╭─ Excerpted data

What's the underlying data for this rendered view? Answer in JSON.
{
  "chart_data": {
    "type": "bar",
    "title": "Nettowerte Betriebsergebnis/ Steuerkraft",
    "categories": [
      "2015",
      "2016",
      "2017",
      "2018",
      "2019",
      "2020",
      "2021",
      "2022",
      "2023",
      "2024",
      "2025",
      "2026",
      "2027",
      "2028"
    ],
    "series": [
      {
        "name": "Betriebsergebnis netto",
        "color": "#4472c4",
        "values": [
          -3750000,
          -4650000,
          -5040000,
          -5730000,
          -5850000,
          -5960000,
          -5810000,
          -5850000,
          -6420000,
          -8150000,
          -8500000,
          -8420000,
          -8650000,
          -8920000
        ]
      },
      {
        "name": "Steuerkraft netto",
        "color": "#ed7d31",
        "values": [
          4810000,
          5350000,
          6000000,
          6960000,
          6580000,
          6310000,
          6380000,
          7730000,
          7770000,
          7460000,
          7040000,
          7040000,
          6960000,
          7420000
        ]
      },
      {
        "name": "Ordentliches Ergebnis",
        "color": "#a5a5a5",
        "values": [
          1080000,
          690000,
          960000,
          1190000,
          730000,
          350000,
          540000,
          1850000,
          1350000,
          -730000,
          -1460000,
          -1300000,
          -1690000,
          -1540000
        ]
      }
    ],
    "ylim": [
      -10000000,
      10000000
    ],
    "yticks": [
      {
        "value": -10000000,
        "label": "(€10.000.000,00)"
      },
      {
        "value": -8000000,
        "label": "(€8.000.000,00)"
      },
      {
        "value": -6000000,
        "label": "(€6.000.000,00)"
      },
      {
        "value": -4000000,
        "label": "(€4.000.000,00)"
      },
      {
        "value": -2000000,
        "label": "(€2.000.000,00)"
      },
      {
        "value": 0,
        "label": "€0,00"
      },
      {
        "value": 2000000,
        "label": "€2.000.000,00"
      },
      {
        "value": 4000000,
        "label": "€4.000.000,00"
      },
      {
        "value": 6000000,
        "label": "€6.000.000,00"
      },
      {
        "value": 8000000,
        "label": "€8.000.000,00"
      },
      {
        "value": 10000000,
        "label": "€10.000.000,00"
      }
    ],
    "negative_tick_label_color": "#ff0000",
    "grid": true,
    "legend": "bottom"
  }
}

╰─

### Requirements
Answer with one number: how many lines in the listing hold "name".

### Answer for the task
3